Start of Task material

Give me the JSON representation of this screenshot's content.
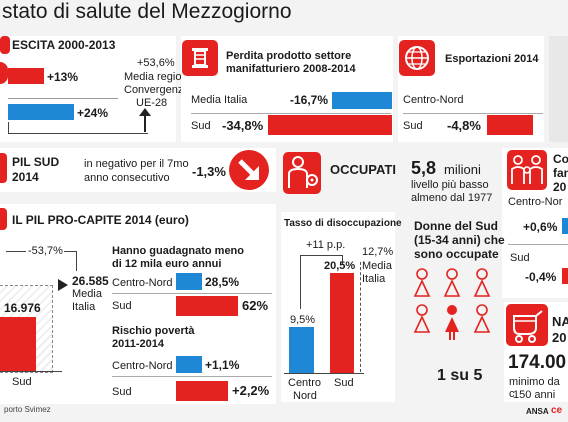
{
  "title": "stato di salute del Mezzogiorno",
  "crescita": {
    "heading": "ESCITA 2000-2013",
    "v1": "+13%",
    "v2": "+24%",
    "media_value": "+53,6%",
    "media_label": "Media regioni",
    "convergenza": "Convergenza",
    "ue": "UE-28"
  },
  "manifatturiero": {
    "title_line1": "Perdita prodotto settore",
    "title_line2": "manifatturiero 2008-2014",
    "row1_label": "Media Italia",
    "row1_value": "-16,7%",
    "row2_label": "Sud",
    "row2_value": "-34,8%"
  },
  "esportazioni": {
    "title": "Esportazioni 2014",
    "row1_label": "Centro-Nord",
    "row2_label": "Sud",
    "row2_value": "-4,8%"
  },
  "pil_sud": {
    "label_line1": "PIL SUD",
    "label_line2": "2014",
    "note_line1": "in negativo per il 7mo",
    "note_line2": "anno consecutivo",
    "value": "-1,3%"
  },
  "occupati": {
    "title": "OCCUPATI",
    "big_value": "5,8",
    "big_unit": "milioni",
    "note_line1": "livello più basso",
    "note_line2": "almeno dal 1977"
  },
  "famiglie": {
    "title_line1": "Co",
    "title_line2": "fan",
    "title_line3": "20",
    "row1_label": "Centro-Nor",
    "row1_value": "+0,6%",
    "row2_label": "Sud",
    "row2_value": "-0,4%"
  },
  "pil_procapite": {
    "title": "IL PIL PRO-CAPITE 2014 (euro)",
    "diff": "-53,7%",
    "media_value": "26.585",
    "media_l1": "Media",
    "media_l2": "Italia",
    "sud_value": "16.976",
    "sud_label": "Sud"
  },
  "reddito": {
    "title_line1": "Hanno guadagnato meno",
    "title_line2": "di 12 mila euro annui",
    "row1_label": "Centro-Nord",
    "row1_value": "28,5%",
    "row2_label": "Sud",
    "row2_value": "62%"
  },
  "poverta": {
    "title_line1": "Rischio povertà",
    "title_line2": "2011-2014",
    "row1_label": "Centro-Nord",
    "row1_value": "+1,1%",
    "row2_label": "Sud",
    "row2_value": "+2,2%"
  },
  "disoccupazione": {
    "title": "Tasso di disoccupazione",
    "diff": "+11 p.p.",
    "cn_value": "9,5%",
    "sud_value": "20,5%",
    "media_value": "12,7%",
    "media_l1": "Media",
    "media_l2": "Italia",
    "cn_l1": "Centro",
    "cn_l2": "Nord",
    "sud_label": "Sud"
  },
  "donne": {
    "title_line1": "Donne del Sud",
    "title_line2": "(15-34 anni) che",
    "title_line3": "sono occupate",
    "ratio": "1 su 5"
  },
  "nascite": {
    "title_line1": "NA",
    "title_line2": "20",
    "value": "174.00",
    "note_line1": "minimo da c",
    "note_line2": "150 anni"
  },
  "footer": {
    "source": "porto Svimez",
    "agency": "ANSA",
    "agency_mark": "ce"
  },
  "chart_data": [
    {
      "type": "bar",
      "title": "Perdita prodotto settore manifatturiero 2008-2014",
      "categories": [
        "Media Italia",
        "Sud"
      ],
      "values": [
        -16.7,
        -34.8
      ]
    },
    {
      "type": "bar",
      "title": "Esportazioni 2014",
      "categories": [
        "Centro-Nord",
        "Sud"
      ],
      "values": [
        null,
        -4.8
      ]
    },
    {
      "type": "bar",
      "title": "IL PIL PRO-CAPITE 2014 (euro)",
      "categories": [
        "Media Italia",
        "Sud"
      ],
      "values": [
        26585,
        16976
      ]
    },
    {
      "type": "bar",
      "title": "Hanno guadagnato meno di 12 mila euro annui",
      "categories": [
        "Centro-Nord",
        "Sud"
      ],
      "values": [
        28.5,
        62
      ]
    },
    {
      "type": "bar",
      "title": "Rischio povertà 2011-2014",
      "categories": [
        "Centro-Nord",
        "Sud"
      ],
      "values": [
        1.1,
        2.2
      ]
    },
    {
      "type": "bar",
      "title": "Tasso di disoccupazione",
      "categories": [
        "Centro Nord",
        "Sud"
      ],
      "values": [
        9.5,
        20.5
      ],
      "reference": 12.7
    }
  ]
}
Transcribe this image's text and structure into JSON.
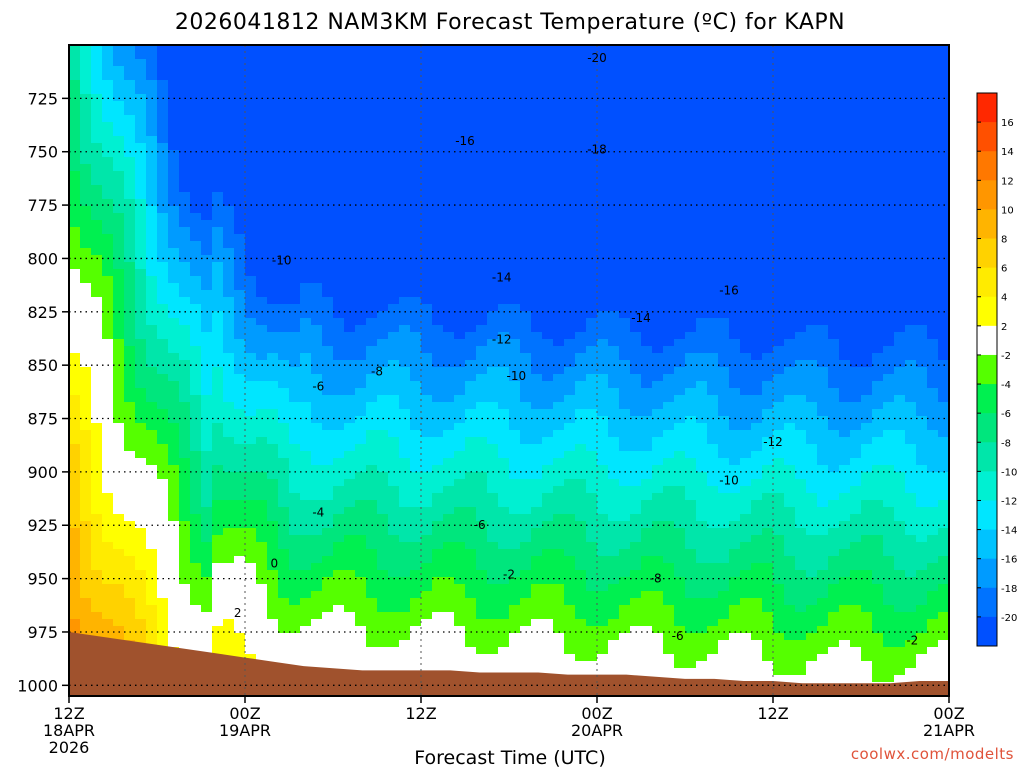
{
  "chart_data": {
    "type": "heatmap",
    "title": "2026041812 NAM3KM Forecast Temperature (ºC) for KAPN",
    "xlabel": "Forecast Time (UTC)",
    "ylabel": "",
    "y_axis": {
      "ylim": [
        1005,
        700
      ],
      "ticks": [
        725,
        750,
        775,
        800,
        825,
        850,
        875,
        900,
        925,
        950,
        975,
        1000
      ]
    },
    "x_axis": {
      "xlim": [
        0,
        60
      ],
      "ticks": [
        {
          "x": 0,
          "lines": [
            "12Z",
            "18APR",
            "2026"
          ]
        },
        {
          "x": 12,
          "lines": [
            "00Z",
            "19APR"
          ]
        },
        {
          "x": 24,
          "lines": [
            "12Z"
          ]
        },
        {
          "x": 36,
          "lines": [
            "00Z",
            "20APR"
          ]
        },
        {
          "x": 48,
          "lines": [
            "12Z"
          ]
        },
        {
          "x": 60,
          "lines": [
            "00Z",
            "21APR"
          ]
        }
      ]
    },
    "colorbar": {
      "levels": [
        16,
        14,
        12,
        10,
        8,
        6,
        4,
        2,
        -2,
        -4,
        -6,
        -8,
        -10,
        -12,
        -14,
        -16,
        -18,
        -20
      ],
      "colors": [
        "#ff2800",
        "#ff5000",
        "#ff7800",
        "#ff9600",
        "#ffb400",
        "#ffd200",
        "#ffeb00",
        "#ffff00",
        "#ffffff",
        "#55ff00",
        "#00f050",
        "#00e67d",
        "#00e6aa",
        "#00f0d2",
        "#00e6ff",
        "#00c3ff",
        "#009bff",
        "#0073ff",
        "#0050ff"
      ]
    },
    "surface_pressure": [
      975,
      977,
      979,
      981,
      983,
      985,
      987,
      989,
      991,
      992,
      993,
      993,
      993,
      993,
      994,
      994,
      994,
      995,
      995,
      995,
      996,
      997,
      997,
      998,
      998,
      999,
      999,
      999,
      999,
      998,
      998
    ],
    "contour_labels": [
      {
        "text": "-20",
        "x": 36.0,
        "p": 706
      },
      {
        "text": "-18",
        "x": 36.0,
        "p": 749
      },
      {
        "text": "-16",
        "x": 27.0,
        "p": 745
      },
      {
        "text": "-16",
        "x": 45.0,
        "p": 815
      },
      {
        "text": "-14",
        "x": 29.5,
        "p": 809
      },
      {
        "text": "-14",
        "x": 39.0,
        "p": 828
      },
      {
        "text": "-12",
        "x": 29.5,
        "p": 838
      },
      {
        "text": "-12",
        "x": 48.0,
        "p": 886
      },
      {
        "text": "-10",
        "x": 14.5,
        "p": 801
      },
      {
        "text": "-10",
        "x": 30.5,
        "p": 855
      },
      {
        "text": "-10",
        "x": 45.0,
        "p": 904
      },
      {
        "text": "-8",
        "x": 21.0,
        "p": 853
      },
      {
        "text": "-8",
        "x": 40.0,
        "p": 950
      },
      {
        "text": "-6",
        "x": 17.0,
        "p": 860
      },
      {
        "text": "-6",
        "x": 41.5,
        "p": 977
      },
      {
        "text": "-6",
        "x": 28.0,
        "p": 925
      },
      {
        "text": "-4",
        "x": 17.0,
        "p": 919
      },
      {
        "text": "-2",
        "x": 30.0,
        "p": 948
      },
      {
        "text": "-2",
        "x": 57.5,
        "p": 979
      },
      {
        "text": "0",
        "x": 14.0,
        "p": 943
      },
      {
        "text": "2",
        "x": 11.5,
        "p": 966
      }
    ]
  },
  "credit": "coolwx.com/modelts"
}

End of Task material

--- Goal of the exercise ---
Give the material again exactly as it is, but keep the pictures out.

--- Written answer ---
Give me the JSON representation of this screenshot's content.
{
  "title": "stato di salute del Mezzogiorno",
  "crescita": {
    "heading": "ESCITA 2000-2013",
    "v1": "+13%",
    "v2": "+24%",
    "media_value": "+53,6%",
    "media_label": "Media regioni",
    "convergenza": "Convergenza",
    "ue": "UE-28"
  },
  "manifatturiero": {
    "title_line1": "Perdita prodotto settore",
    "title_line2": "manifatturiero 2008-2014",
    "row1_label": "Media Italia",
    "row1_value": "-16,7%",
    "row2_label": "Sud",
    "row2_value": "-34,8%"
  },
  "esportazioni": {
    "title": "Esportazioni 2014",
    "row1_label": "Centro-Nord",
    "row2_label": "Sud",
    "row2_value": "-4,8%"
  },
  "pil_sud": {
    "label_line1": "PIL SUD",
    "label_line2": "2014",
    "note_line1": "in negativo per il 7mo",
    "note_line2": "anno consecutivo",
    "value": "-1,3%"
  },
  "occupati": {
    "title": "OCCUPATI",
    "big_value": "5,8",
    "big_unit": "milioni",
    "note_line1": "livello più basso",
    "note_line2": "almeno dal 1977"
  },
  "famiglie": {
    "title_line1": "Co",
    "title_line2": "fan",
    "title_line3": "20",
    "row1_label": "Centro-Nor",
    "row1_value": "+0,6%",
    "row2_label": "Sud",
    "row2_value": "-0,4%"
  },
  "pil_procapite": {
    "title": "IL PIL PRO-CAPITE 2014 (euro)",
    "diff": "-53,7%",
    "media_value": "26.585",
    "media_l1": "Media",
    "media_l2": "Italia",
    "sud_value": "16.976",
    "sud_label": "Sud"
  },
  "reddito": {
    "title_line1": "Hanno guadagnato meno",
    "title_line2": "di 12 mila euro annui",
    "row1_label": "Centro-Nord",
    "row1_value": "28,5%",
    "row2_label": "Sud",
    "row2_value": "62%"
  },
  "poverta": {
    "title_line1": "Rischio povertà",
    "title_line2": "2011-2014",
    "row1_label": "Centro-Nord",
    "row1_value": "+1,1%",
    "row2_label": "Sud",
    "row2_value": "+2,2%"
  },
  "disoccupazione": {
    "title": "Tasso di disoccupazione",
    "diff": "+11 p.p.",
    "cn_value": "9,5%",
    "sud_value": "20,5%",
    "media_value": "12,7%",
    "media_l1": "Media",
    "media_l2": "Italia",
    "cn_l1": "Centro",
    "cn_l2": "Nord",
    "sud_label": "Sud"
  },
  "donne": {
    "title_line1": "Donne del Sud",
    "title_line2": "(15-34 anni) che",
    "title_line3": "sono occupate",
    "ratio": "1 su 5"
  },
  "nascite": {
    "title_line1": "NA",
    "title_line2": "20",
    "value": "174.00",
    "note_line1": "minimo da c",
    "note_line2": "150 anni"
  },
  "footer": {
    "source": "porto Svimez",
    "agency": "ANSA",
    "agency_mark": "ce"
  },
  "chart_data": [
    {
      "type": "bar",
      "title": "Perdita prodotto settore manifatturiero 2008-2014",
      "categories": [
        "Media Italia",
        "Sud"
      ],
      "values": [
        -16.7,
        -34.8
      ]
    },
    {
      "type": "bar",
      "title": "Esportazioni 2014",
      "categories": [
        "Centro-Nord",
        "Sud"
      ],
      "values": [
        null,
        -4.8
      ]
    },
    {
      "type": "bar",
      "title": "IL PIL PRO-CAPITE 2014 (euro)",
      "categories": [
        "Media Italia",
        "Sud"
      ],
      "values": [
        26585,
        16976
      ]
    },
    {
      "type": "bar",
      "title": "Hanno guadagnato meno di 12 mila euro annui",
      "categories": [
        "Centro-Nord",
        "Sud"
      ],
      "values": [
        28.5,
        62
      ]
    },
    {
      "type": "bar",
      "title": "Rischio povertà 2011-2014",
      "categories": [
        "Centro-Nord",
        "Sud"
      ],
      "values": [
        1.1,
        2.2
      ]
    },
    {
      "type": "bar",
      "title": "Tasso di disoccupazione",
      "categories": [
        "Centro Nord",
        "Sud"
      ],
      "values": [
        9.5,
        20.5
      ],
      "reference": 12.7
    }
  ]
}
Transcribe this image's text and structure into JSON.
{
  "chart_data": {
    "type": "heatmap",
    "title": "2026041812 NAM3KM Forecast Temperature (ºC) for KAPN",
    "xlabel": "Forecast Time (UTC)",
    "ylabel": "",
    "y_axis": {
      "ylim": [
        1005,
        700
      ],
      "ticks": [
        725,
        750,
        775,
        800,
        825,
        850,
        875,
        900,
        925,
        950,
        975,
        1000
      ]
    },
    "x_axis": {
      "xlim": [
        0,
        60
      ],
      "ticks": [
        {
          "x": 0,
          "lines": [
            "12Z",
            "18APR",
            "2026"
          ]
        },
        {
          "x": 12,
          "lines": [
            "00Z",
            "19APR"
          ]
        },
        {
          "x": 24,
          "lines": [
            "12Z"
          ]
        },
        {
          "x": 36,
          "lines": [
            "00Z",
            "20APR"
          ]
        },
        {
          "x": 48,
          "lines": [
            "12Z"
          ]
        },
        {
          "x": 60,
          "lines": [
            "00Z",
            "21APR"
          ]
        }
      ]
    },
    "colorbar": {
      "levels": [
        16,
        14,
        12,
        10,
        8,
        6,
        4,
        2,
        -2,
        -4,
        -6,
        -8,
        -10,
        -12,
        -14,
        -16,
        -18,
        -20
      ],
      "colors": [
        "#ff2800",
        "#ff5000",
        "#ff7800",
        "#ff9600",
        "#ffb400",
        "#ffd200",
        "#ffeb00",
        "#ffff00",
        "#ffffff",
        "#55ff00",
        "#00f050",
        "#00e67d",
        "#00e6aa",
        "#00f0d2",
        "#00e6ff",
        "#00c3ff",
        "#009bff",
        "#0073ff",
        "#0050ff"
      ]
    },
    "surface_pressure": [
      975,
      977,
      979,
      981,
      983,
      985,
      987,
      989,
      991,
      992,
      993,
      993,
      993,
      993,
      994,
      994,
      994,
      995,
      995,
      995,
      996,
      997,
      997,
      998,
      998,
      999,
      999,
      999,
      999,
      998,
      998
    ],
    "contour_labels": [
      {
        "text": "-20",
        "x": 36.0,
        "p": 706
      },
      {
        "text": "-18",
        "x": 36.0,
        "p": 749
      },
      {
        "text": "-16",
        "x": 27.0,
        "p": 745
      },
      {
        "text": "-16",
        "x": 45.0,
        "p": 815
      },
      {
        "text": "-14",
        "x": 29.5,
        "p": 809
      },
      {
        "text": "-14",
        "x": 39.0,
        "p": 828
      },
      {
        "text": "-12",
        "x": 29.5,
        "p": 838
      },
      {
        "text": "-12",
        "x": 48.0,
        "p": 886
      },
      {
        "text": "-10",
        "x": 14.5,
        "p": 801
      },
      {
        "text": "-10",
        "x": 30.5,
        "p": 855
      },
      {
        "text": "-10",
        "x": 45.0,
        "p": 904
      },
      {
        "text": "-8",
        "x": 21.0,
        "p": 853
      },
      {
        "text": "-8",
        "x": 40.0,
        "p": 950
      },
      {
        "text": "-6",
        "x": 17.0,
        "p": 860
      },
      {
        "text": "-6",
        "x": 41.5,
        "p": 977
      },
      {
        "text": "-6",
        "x": 28.0,
        "p": 925
      },
      {
        "text": "-4",
        "x": 17.0,
        "p": 919
      },
      {
        "text": "-2",
        "x": 30.0,
        "p": 948
      },
      {
        "text": "-2",
        "x": 57.5,
        "p": 979
      },
      {
        "text": "0",
        "x": 14.0,
        "p": 943
      },
      {
        "text": "2",
        "x": 11.5,
        "p": 966
      }
    ]
  },
  "credit": "coolwx.com/modelts"
}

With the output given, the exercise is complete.